> _Exercise goal_
From the listing, collect all lines containing the word "Junho".

> _Data to use_
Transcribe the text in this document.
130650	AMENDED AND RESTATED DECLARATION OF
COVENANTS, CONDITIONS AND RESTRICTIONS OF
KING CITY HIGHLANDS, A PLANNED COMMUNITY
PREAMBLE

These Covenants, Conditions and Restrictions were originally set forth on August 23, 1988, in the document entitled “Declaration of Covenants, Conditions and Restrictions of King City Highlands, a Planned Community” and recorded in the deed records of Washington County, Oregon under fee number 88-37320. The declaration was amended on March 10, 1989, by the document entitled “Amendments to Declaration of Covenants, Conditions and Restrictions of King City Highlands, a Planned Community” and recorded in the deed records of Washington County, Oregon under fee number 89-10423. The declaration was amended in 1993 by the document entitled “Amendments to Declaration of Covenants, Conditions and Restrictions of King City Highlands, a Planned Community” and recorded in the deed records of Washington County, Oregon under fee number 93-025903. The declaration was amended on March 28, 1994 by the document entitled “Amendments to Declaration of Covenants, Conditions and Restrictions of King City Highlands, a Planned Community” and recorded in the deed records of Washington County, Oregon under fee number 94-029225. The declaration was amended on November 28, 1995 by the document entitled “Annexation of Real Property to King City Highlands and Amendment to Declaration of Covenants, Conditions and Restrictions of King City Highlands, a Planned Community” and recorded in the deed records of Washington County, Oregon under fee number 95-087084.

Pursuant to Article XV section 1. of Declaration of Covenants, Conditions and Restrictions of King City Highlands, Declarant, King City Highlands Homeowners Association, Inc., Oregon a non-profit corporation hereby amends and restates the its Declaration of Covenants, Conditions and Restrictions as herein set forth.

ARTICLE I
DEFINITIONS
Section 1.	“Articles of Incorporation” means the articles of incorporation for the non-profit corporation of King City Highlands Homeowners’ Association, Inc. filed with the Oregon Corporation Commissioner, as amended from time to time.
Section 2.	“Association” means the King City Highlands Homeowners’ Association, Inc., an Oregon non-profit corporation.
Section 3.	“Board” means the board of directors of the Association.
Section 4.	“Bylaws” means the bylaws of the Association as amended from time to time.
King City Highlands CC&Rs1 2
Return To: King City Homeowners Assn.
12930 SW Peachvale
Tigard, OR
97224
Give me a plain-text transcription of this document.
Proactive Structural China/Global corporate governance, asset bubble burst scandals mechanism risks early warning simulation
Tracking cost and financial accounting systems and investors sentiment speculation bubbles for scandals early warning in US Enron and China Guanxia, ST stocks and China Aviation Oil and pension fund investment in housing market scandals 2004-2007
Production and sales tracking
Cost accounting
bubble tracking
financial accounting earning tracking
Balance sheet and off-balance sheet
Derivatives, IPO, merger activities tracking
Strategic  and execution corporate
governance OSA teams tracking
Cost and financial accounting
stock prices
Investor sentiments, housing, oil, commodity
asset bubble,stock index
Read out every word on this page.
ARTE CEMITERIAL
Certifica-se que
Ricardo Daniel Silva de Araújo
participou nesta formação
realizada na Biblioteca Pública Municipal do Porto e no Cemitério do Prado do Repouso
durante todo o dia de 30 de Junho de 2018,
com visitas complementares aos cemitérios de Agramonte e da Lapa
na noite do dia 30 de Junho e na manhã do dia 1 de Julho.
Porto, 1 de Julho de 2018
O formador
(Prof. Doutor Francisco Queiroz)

> _Response to the task_
durante todo o dia de 30 de Junho de 2018,
na noite do dia 30 de Junho e na manhã do dia 1 de Julho.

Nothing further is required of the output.